Set task:
Without omitting anything, retype the data that follows.
=-=-=-=-=
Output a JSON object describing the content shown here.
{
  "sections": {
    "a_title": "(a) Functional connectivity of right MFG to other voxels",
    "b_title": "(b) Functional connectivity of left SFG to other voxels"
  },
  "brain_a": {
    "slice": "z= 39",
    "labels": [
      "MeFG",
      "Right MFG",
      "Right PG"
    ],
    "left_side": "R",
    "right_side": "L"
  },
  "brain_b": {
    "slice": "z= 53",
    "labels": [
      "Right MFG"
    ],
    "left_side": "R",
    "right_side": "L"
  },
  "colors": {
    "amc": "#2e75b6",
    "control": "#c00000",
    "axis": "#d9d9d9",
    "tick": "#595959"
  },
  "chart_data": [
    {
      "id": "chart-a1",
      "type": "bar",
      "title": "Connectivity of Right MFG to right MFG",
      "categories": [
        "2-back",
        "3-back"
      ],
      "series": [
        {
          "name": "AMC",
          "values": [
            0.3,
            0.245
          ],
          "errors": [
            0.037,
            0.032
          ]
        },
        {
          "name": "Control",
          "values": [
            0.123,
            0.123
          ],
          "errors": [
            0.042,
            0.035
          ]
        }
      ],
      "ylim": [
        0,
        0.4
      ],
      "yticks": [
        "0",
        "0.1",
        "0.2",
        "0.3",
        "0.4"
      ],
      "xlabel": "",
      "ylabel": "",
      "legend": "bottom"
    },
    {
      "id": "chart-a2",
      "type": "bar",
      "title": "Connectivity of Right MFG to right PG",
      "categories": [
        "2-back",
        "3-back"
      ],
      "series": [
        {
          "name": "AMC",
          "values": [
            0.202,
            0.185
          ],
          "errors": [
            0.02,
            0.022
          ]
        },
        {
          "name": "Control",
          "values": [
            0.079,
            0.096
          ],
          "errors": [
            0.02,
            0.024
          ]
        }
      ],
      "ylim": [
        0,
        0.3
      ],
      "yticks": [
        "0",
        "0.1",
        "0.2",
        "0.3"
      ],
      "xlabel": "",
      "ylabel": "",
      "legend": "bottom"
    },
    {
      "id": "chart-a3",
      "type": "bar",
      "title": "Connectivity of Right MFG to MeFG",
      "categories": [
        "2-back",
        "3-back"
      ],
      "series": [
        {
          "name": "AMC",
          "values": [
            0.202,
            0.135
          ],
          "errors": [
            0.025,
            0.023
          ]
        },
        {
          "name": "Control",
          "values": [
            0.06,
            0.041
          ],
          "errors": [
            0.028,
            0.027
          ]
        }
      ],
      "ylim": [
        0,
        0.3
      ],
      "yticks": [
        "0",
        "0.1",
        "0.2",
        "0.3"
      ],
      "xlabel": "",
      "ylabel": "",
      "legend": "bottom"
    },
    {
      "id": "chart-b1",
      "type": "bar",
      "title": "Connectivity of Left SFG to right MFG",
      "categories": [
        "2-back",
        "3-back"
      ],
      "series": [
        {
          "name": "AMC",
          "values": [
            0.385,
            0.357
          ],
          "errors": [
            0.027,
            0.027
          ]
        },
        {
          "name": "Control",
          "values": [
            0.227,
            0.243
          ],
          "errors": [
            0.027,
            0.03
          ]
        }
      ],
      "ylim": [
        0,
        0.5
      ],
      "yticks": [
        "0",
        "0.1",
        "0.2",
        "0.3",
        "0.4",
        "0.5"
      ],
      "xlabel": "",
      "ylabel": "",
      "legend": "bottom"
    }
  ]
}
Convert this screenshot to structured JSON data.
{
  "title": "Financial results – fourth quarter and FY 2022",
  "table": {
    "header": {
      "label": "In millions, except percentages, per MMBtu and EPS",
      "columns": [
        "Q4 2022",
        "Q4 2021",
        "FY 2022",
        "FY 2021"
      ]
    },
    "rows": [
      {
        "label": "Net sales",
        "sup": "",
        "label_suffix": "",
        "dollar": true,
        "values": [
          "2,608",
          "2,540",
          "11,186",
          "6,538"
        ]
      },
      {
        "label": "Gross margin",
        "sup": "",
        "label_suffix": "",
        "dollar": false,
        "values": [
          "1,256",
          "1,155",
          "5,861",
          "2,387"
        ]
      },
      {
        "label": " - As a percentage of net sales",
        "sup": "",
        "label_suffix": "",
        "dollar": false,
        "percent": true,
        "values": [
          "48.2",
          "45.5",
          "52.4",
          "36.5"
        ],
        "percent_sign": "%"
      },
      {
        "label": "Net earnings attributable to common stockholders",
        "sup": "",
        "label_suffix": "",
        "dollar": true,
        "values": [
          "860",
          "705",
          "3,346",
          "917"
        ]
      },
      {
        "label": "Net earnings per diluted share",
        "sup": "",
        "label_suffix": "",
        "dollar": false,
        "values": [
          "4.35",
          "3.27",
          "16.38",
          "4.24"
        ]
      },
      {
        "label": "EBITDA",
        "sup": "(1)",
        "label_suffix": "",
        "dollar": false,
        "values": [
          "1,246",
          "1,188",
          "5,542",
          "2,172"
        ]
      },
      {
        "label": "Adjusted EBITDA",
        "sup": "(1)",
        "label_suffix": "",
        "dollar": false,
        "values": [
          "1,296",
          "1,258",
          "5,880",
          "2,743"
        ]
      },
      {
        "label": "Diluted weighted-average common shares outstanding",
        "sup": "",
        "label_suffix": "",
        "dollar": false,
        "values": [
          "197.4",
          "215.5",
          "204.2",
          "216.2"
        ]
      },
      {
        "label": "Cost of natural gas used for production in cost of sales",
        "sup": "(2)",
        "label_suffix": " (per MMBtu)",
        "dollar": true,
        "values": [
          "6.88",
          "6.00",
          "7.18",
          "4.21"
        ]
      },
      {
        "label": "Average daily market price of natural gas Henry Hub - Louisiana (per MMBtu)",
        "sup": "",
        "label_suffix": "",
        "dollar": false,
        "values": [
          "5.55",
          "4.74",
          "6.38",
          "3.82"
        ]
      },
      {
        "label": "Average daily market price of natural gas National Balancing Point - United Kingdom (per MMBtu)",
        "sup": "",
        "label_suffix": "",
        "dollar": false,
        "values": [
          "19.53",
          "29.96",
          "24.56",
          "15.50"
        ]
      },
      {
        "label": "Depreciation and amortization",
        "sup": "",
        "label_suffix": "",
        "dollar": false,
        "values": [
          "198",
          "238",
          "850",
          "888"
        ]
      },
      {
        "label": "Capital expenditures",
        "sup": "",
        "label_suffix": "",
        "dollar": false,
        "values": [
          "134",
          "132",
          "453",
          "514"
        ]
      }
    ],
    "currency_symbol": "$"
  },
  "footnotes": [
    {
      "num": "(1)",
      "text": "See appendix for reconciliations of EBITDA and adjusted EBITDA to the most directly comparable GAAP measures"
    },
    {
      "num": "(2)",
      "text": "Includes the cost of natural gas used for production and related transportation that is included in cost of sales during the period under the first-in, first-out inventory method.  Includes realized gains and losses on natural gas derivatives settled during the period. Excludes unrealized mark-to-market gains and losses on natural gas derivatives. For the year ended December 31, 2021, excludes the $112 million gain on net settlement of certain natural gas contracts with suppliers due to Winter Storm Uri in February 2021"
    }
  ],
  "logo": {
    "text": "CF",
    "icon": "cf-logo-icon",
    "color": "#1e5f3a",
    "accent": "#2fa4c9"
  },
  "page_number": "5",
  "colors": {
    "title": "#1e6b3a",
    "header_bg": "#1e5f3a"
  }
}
=-=-=-=-=
Task response:
Output a JSON object describing the content shown here.
{
  "sections": {
    "a_title": "(a) Functional connectivity of right MFG to other voxels",
    "b_title": "(b) Functional connectivity of left SFG to other voxels"
  },
  "brain_a": {
    "slice": "z= 39",
    "labels": [
      "MeFG",
      "Right MFG",
      "Right PG"
    ],
    "left_side": "R",
    "right_side": "L"
  },
  "brain_b": {
    "slice": "z= 53",
    "labels": [
      "Right MFG"
    ],
    "left_side": "R",
    "right_side": "L"
  },
  "colors": {
    "amc": "#2e75b6",
    "control": "#c00000",
    "axis": "#d9d9d9",
    "tick": "#595959"
  },
  "chart_data": [
    {
      "id": "chart-a1",
      "type": "bar",
      "title": "Connectivity of Right MFG to right MFG",
      "categories": [
        "2-back",
        "3-back"
      ],
      "series": [
        {
          "name": "AMC",
          "values": [
            0.3,
            0.245
          ],
          "errors": [
            0.037,
            0.032
          ]
        },
        {
          "name": "Control",
          "values": [
            0.123,
            0.123
          ],
          "errors": [
            0.042,
            0.035
          ]
        }
      ],
      "ylim": [
        0,
        0.4
      ],
      "yticks": [
        "0",
        "0.1",
        "0.2",
        "0.3",
        "0.4"
      ],
      "xlabel": "",
      "ylabel": "",
      "legend": "bottom"
    },
    {
      "id": "chart-a2",
      "type": "bar",
      "title": "Connectivity of Right MFG to right PG",
      "categories": [
        "2-back",
        "3-back"
      ],
      "series": [
        {
          "name": "AMC",
          "values": [
            0.202,
            0.185
          ],
          "errors": [
            0.02,
            0.022
          ]
        },
        {
          "name": "Control",
          "values": [
            0.079,
            0.096
          ],
          "errors": [
            0.02,
            0.024
          ]
        }
      ],
      "ylim": [
        0,
        0.3
      ],
      "yticks": [
        "0",
        "0.1",
        "0.2",
        "0.3"
      ],
      "xlabel": "",
      "ylabel": "",
      "legend": "bottom"
    },
    {
      "id": "chart-a3",
      "type": "bar",
      "title": "Connectivity of Right MFG to MeFG",
      "categories": [
        "2-back",
        "3-back"
      ],
      "series": [
        {
          "name": "AMC",
          "values": [
            0.202,
            0.135
          ],
          "errors": [
            0.025,
            0.023
          ]
        },
        {
          "name": "Control",
          "values": [
            0.06,
            0.041
          ],
          "errors": [
            0.028,
            0.027
          ]
        }
      ],
      "ylim": [
        0,
        0.3
      ],
      "yticks": [
        "0",
        "0.1",
        "0.2",
        "0.3"
      ],
      "xlabel": "",
      "ylabel": "",
      "legend": "bottom"
    },
    {
      "id": "chart-b1",
      "type": "bar",
      "title": "Connectivity of Left SFG to right MFG",
      "categories": [
        "2-back",
        "3-back"
      ],
      "series": [
        {
          "name": "AMC",
          "values": [
            0.385,
            0.357
          ],
          "errors": [
            0.027,
            0.027
          ]
        },
        {
          "name": "Control",
          "values": [
            0.227,
            0.243
          ],
          "errors": [
            0.027,
            0.03
          ]
        }
      ],
      "ylim": [
        0,
        0.5
      ],
      "yticks": [
        "0",
        "0.1",
        "0.2",
        "0.3",
        "0.4",
        "0.5"
      ],
      "xlabel": "",
      "ylabel": "",
      "legend": "bottom"
    }
  ]
}
Convert this screenshot to structured JSON data.
{
  "title": "Financial results – fourth quarter and FY 2022",
  "table": {
    "header": {
      "label": "In millions, except percentages, per MMBtu and EPS",
      "columns": [
        "Q4 2022",
        "Q4 2021",
        "FY 2022",
        "FY 2021"
      ]
    },
    "rows": [
      {
        "label": "Net sales",
        "sup": "",
        "label_suffix": "",
        "dollar": true,
        "values": [
          "2,608",
          "2,540",
          "11,186",
          "6,538"
        ]
      },
      {
        "label": "Gross margin",
        "sup": "",
        "label_suffix": "",
        "dollar": false,
        "values": [
          "1,256",
          "1,155",
          "5,861",
          "2,387"
        ]
      },
      {
        "label": " - As a percentage of net sales",
        "sup": "",
        "label_suffix": "",
        "dollar": false,
        "percent": true,
        "values": [
          "48.2",
          "45.5",
          "52.4",
          "36.5"
        ],
        "percent_sign": "%"
      },
      {
        "label": "Net earnings attributable to common stockholders",
        "sup": "",
        "label_suffix": "",
        "dollar": true,
        "values": [
          "860",
          "705",
          "3,346",
          "917"
        ]
      },
      {
        "label": "Net earnings per diluted share",
        "sup": "",
        "label_suffix": "",
        "dollar": false,
        "values": [
          "4.35",
          "3.27",
          "16.38",
          "4.24"
        ]
      },
      {
        "label": "EBITDA",
        "sup": "(1)",
        "label_suffix": "",
        "dollar": false,
        "values": [
          "1,246",
          "1,188",
          "5,542",
          "2,172"
        ]
      },
      {
        "label": "Adjusted EBITDA",
        "sup": "(1)",
        "label_suffix": "",
        "dollar": false,
        "values": [
          "1,296",
          "1,258",
          "5,880",
          "2,743"
        ]
      },
      {
        "label": "Diluted weighted-average common shares outstanding",
        "sup": "",
        "label_suffix": "",
        "dollar": false,
        "values": [
          "197.4",
          "215.5",
          "204.2",
          "216.2"
        ]
      },
      {
        "label": "Cost of natural gas used for production in cost of sales",
        "sup": "(2)",
        "label_suffix": " (per MMBtu)",
        "dollar": true,
        "values": [
          "6.88",
          "6.00",
          "7.18",
          "4.21"
        ]
      },
      {
        "label": "Average daily market price of natural gas Henry Hub - Louisiana (per MMBtu)",
        "sup": "",
        "label_suffix": "",
        "dollar": false,
        "values": [
          "5.55",
          "4.74",
          "6.38",
          "3.82"
        ]
      },
      {
        "label": "Average daily market price of natural gas National Balancing Point - United Kingdom (per MMBtu)",
        "sup": "",
        "label_suffix": "",
        "dollar": false,
        "values": [
          "19.53",
          "29.96",
          "24.56",
          "15.50"
        ]
      },
      {
        "label": "Depreciation and amortization",
        "sup": "",
        "label_suffix": "",
        "dollar": false,
        "values": [
          "198",
          "238",
          "850",
          "888"
        ]
      },
      {
        "label": "Capital expenditures",
        "sup": "",
        "label_suffix": "",
        "dollar": false,
        "values": [
          "134",
          "132",
          "453",
          "514"
        ]
      }
    ],
    "currency_symbol": "$"
  },
  "footnotes": [
    {
      "num": "(1)",
      "text": "See appendix for reconciliations of EBITDA and adjusted EBITDA to the most directly comparable GAAP measures"
    },
    {
      "num": "(2)",
      "text": "Includes the cost of natural gas used for production and related transportation that is included in cost of sales during the period under the first-in, first-out inventory method.  Includes realized gains and losses on natural gas derivatives settled during the period. Excludes unrealized mark-to-market gains and losses on natural gas derivatives. For the year ended December 31, 2021, excludes the $112 million gain on net settlement of certain natural gas contracts with suppliers due to Winter Storm Uri in February 2021"
    }
  ],
  "logo": {
    "text": "CF",
    "icon": "cf-logo-icon",
    "color": "#1e5f3a",
    "accent": "#2fa4c9"
  },
  "page_number": "5",
  "colors": {
    "title": "#1e6b3a",
    "header_bg": "#1e5f3a"
  }
}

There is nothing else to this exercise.